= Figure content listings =
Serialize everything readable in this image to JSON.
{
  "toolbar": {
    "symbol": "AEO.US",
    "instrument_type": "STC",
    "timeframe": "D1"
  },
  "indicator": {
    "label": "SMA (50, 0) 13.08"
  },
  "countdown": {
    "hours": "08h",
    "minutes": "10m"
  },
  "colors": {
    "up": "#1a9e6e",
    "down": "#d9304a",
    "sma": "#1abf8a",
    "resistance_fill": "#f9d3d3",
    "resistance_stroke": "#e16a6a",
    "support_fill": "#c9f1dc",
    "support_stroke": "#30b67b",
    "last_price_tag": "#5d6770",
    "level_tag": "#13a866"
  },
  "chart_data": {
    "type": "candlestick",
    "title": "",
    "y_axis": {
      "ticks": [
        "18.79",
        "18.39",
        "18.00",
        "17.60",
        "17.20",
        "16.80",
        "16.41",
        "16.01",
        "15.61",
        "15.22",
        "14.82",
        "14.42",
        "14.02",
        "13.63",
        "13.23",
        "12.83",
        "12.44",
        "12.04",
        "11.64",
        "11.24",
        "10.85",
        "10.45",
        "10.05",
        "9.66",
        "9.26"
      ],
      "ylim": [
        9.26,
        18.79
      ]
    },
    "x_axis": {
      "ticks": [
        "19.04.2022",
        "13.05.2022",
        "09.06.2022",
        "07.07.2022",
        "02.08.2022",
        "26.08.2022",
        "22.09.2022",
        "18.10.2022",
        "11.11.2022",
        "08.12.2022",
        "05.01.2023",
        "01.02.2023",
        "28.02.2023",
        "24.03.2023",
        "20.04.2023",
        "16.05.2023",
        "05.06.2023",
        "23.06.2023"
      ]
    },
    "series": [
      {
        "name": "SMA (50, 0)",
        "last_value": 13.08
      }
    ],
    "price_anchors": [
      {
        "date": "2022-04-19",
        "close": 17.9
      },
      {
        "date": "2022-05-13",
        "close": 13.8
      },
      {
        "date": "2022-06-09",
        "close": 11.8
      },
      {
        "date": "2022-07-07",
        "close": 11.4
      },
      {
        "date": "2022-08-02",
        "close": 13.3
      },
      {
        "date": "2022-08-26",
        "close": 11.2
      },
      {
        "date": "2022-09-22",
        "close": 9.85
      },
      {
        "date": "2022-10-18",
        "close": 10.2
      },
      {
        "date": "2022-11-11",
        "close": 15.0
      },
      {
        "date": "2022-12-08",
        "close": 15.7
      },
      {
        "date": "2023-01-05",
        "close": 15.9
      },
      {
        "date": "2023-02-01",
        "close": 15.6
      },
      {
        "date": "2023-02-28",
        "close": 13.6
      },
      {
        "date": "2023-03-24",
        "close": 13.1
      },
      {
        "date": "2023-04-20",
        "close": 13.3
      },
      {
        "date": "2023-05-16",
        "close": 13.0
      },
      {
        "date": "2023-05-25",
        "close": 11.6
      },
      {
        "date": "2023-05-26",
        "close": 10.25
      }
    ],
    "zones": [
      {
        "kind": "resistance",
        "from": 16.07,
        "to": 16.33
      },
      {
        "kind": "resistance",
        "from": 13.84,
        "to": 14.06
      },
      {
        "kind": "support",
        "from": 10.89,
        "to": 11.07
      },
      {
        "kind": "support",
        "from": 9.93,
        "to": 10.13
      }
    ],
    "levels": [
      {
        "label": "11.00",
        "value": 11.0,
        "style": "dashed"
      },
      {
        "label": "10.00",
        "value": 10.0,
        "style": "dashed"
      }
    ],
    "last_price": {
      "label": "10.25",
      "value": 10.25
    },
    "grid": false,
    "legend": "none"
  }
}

= YOUR GOAL =
Write out every line of the preceding listing that contains "label".

= SOLUTION TO THE EXERCISE =
    "label": "SMA (50, 0) 13.08"
        "label": "11.00",
        "label": "10.00",
      "label": "10.25",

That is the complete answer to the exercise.